• [Directive] Each entry must be reproduced precisely as it stands.

• [Listed entries]
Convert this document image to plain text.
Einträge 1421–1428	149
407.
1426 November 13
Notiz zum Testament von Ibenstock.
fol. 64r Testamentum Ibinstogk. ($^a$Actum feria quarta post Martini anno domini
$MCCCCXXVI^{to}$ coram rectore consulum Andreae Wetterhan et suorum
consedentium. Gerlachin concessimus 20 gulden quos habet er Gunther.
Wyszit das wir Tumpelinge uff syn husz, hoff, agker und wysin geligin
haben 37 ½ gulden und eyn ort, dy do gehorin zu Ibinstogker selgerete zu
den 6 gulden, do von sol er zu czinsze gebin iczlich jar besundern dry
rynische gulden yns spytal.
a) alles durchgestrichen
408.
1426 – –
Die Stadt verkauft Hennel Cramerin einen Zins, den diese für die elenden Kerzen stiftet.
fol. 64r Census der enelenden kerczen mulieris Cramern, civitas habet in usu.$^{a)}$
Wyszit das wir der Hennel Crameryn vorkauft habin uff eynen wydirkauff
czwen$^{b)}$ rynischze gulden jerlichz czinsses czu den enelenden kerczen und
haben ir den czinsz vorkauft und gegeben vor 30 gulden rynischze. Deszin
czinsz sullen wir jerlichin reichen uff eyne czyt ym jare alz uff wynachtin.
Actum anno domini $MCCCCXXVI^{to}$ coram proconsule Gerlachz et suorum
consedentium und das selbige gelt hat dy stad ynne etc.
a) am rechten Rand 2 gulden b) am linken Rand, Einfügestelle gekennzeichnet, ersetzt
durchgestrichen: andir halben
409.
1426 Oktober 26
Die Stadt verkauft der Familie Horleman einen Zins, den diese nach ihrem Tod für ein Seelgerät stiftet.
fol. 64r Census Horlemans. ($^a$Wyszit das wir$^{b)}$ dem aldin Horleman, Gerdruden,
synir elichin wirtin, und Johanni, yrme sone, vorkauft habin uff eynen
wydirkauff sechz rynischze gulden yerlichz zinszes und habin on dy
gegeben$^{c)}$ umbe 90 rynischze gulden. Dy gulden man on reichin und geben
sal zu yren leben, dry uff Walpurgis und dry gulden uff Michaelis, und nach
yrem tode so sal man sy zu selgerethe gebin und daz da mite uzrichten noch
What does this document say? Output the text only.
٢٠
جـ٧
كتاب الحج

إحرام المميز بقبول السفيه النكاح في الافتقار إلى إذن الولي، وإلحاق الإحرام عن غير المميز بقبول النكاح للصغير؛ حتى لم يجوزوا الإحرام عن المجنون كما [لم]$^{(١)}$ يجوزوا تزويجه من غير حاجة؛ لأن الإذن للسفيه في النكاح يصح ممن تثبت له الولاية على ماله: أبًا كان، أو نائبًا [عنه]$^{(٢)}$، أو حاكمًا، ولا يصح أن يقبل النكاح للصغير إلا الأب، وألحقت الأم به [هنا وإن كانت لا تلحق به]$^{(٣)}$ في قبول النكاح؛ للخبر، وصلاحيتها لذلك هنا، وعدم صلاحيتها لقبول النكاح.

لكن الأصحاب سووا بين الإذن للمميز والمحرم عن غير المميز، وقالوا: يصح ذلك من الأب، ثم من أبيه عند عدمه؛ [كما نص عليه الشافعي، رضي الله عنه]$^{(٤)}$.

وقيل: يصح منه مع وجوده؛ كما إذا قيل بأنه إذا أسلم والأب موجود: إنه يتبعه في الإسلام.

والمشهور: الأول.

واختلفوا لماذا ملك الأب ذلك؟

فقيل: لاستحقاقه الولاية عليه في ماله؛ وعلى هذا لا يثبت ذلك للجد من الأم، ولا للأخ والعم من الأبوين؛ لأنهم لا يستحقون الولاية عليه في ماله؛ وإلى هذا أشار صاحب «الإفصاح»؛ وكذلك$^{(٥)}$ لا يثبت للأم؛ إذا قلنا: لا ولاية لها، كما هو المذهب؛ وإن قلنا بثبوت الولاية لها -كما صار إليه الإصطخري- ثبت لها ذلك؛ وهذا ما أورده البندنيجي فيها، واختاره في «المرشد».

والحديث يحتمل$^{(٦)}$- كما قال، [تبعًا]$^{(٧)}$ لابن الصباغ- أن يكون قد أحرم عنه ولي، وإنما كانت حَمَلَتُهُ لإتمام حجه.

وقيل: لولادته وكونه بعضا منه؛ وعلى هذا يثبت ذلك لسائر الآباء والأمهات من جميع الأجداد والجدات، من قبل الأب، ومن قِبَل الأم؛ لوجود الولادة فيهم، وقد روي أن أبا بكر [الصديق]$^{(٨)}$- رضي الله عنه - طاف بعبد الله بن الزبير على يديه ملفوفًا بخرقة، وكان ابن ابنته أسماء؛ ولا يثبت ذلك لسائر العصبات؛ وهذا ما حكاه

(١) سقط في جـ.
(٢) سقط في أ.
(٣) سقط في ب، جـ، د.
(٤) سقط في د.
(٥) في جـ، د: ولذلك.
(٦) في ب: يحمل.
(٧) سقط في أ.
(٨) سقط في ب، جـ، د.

• [Response to the exercise]
Convert this document image to plain text.
Einträge 1421–1428	149
407.
1426 November 13
Notiz zum Testament von Ibenstock.
fol. 64r Testamentum Ibinstogk. ($^a$Actum feria quarta post Martini anno domini
$MCCCCXXVI^{to}$ coram rectore consulum Andreae Wetterhan et suorum
consedentium. Gerlachin concessimus 20 gulden quos habet er Gunther.
Wyszit das wir Tumpelinge uff syn husz, hoff, agker und wysin geligin
haben 37 ½ gulden und eyn ort, dy do gehorin zu Ibinstogker selgerete zu
den 6 gulden, do von sol er zu czinsze gebin iczlich jar besundern dry
rynische gulden yns spytal.
a) alles durchgestrichen
408.
1426 – –
Die Stadt verkauft Hennel Cramerin einen Zins, den diese für die elenden Kerzen stiftet.
fol. 64r Census der enelenden kerczen mulieris Cramern, civitas habet in usu.$^{a)}$
Wyszit das wir der Hennel Crameryn vorkauft habin uff eynen wydirkauff
czwen$^{b)}$ rynischze gulden jerlichz czinsses czu den enelenden kerczen und
haben ir den czinsz vorkauft und gegeben vor 30 gulden rynischze. Deszin
czinsz sullen wir jerlichin reichen uff eyne czyt ym jare alz uff wynachtin.
Actum anno domini $MCCCCXXVI^{to}$ coram proconsule Gerlachz et suorum
consedentium und das selbige gelt hat dy stad ynne etc.
a) am rechten Rand 2 gulden b) am linken Rand, Einfügestelle gekennzeichnet, ersetzt
durchgestrichen: andir halben
409.
1426 Oktober 26
Die Stadt verkauft der Familie Horleman einen Zins, den diese nach ihrem Tod für ein Seelgerät stiftet.
fol. 64r Census Horlemans. ($^a$Wyszit das wir$^{b)}$ dem aldin Horleman, Gerdruden,
synir elichin wirtin, und Johanni, yrme sone, vorkauft habin uff eynen
wydirkauff sechz rynischze gulden yerlichz zinszes und habin on dy
gegeben$^{c)}$ umbe 90 rynischze gulden. Dy gulden man on reichin und geben
sal zu yren leben, dry uff Walpurgis und dry gulden uff Michaelis, und nach
yrem tode so sal man sy zu selgerethe gebin und daz da mite uzrichten noch
What does this document say? Output the text only.
٢٠
جـ٧
كتاب الحج

إحرام المميز بقبول السفيه النكاح في الافتقار إلى إذن الولي، وإلحاق الإحرام عن غير المميز بقبول النكاح للصغير؛ حتى لم يجوزوا الإحرام عن المجنون كما [لم]$^{(١)}$ يجوزوا تزويجه من غير حاجة؛ لأن الإذن للسفيه في النكاح يصح ممن تثبت له الولاية على ماله: أبًا كان، أو نائبًا [عنه]$^{(٢)}$، أو حاكمًا، ولا يصح أن يقبل النكاح للصغير إلا الأب، وألحقت الأم به [هنا وإن كانت لا تلحق به]$^{(٣)}$ في قبول النكاح؛ للخبر، وصلاحيتها لذلك هنا، وعدم صلاحيتها لقبول النكاح.

لكن الأصحاب سووا بين الإذن للمميز والمحرم عن غير المميز، وقالوا: يصح ذلك من الأب، ثم من أبيه عند عدمه؛ [كما نص عليه الشافعي، رضي الله عنه]$^{(٤)}$.

وقيل: يصح منه مع وجوده؛ كما إذا قيل بأنه إذا أسلم والأب موجود: إنه يتبعه في الإسلام.

والمشهور: الأول.

واختلفوا لماذا ملك الأب ذلك؟

فقيل: لاستحقاقه الولاية عليه في ماله؛ وعلى هذا لا يثبت ذلك للجد من الأم، ولا للأخ والعم من الأبوين؛ لأنهم لا يستحقون الولاية عليه في ماله؛ وإلى هذا أشار صاحب «الإفصاح»؛ وكذلك$^{(٥)}$ لا يثبت للأم؛ إذا قلنا: لا ولاية لها، كما هو المذهب؛ وإن قلنا بثبوت الولاية لها -كما صار إليه الإصطخري- ثبت لها ذلك؛ وهذا ما أورده البندنيجي فيها، واختاره في «المرشد».

والحديث يحتمل$^{(٦)}$- كما قال، [تبعًا]$^{(٧)}$ لابن الصباغ- أن يكون قد أحرم عنه ولي، وإنما كانت حَمَلَتُهُ لإتمام حجه.

وقيل: لولادته وكونه بعضا منه؛ وعلى هذا يثبت ذلك لسائر الآباء والأمهات من جميع الأجداد والجدات، من قبل الأب، ومن قِبَل الأم؛ لوجود الولادة فيهم، وقد روي أن أبا بكر [الصديق]$^{(٨)}$- رضي الله عنه - طاف بعبد الله بن الزبير على يديه ملفوفًا بخرقة، وكان ابن ابنته أسماء؛ ولا يثبت ذلك لسائر العصبات؛ وهذا ما حكاه

(١) سقط في جـ.
(٢) سقط في أ.
(٣) سقط في ب، جـ، د.
(٤) سقط في د.
(٥) في جـ، د: ولذلك.
(٦) في ب: يحمل.
(٧) سقط في أ.
(٨) سقط في ب، جـ، د.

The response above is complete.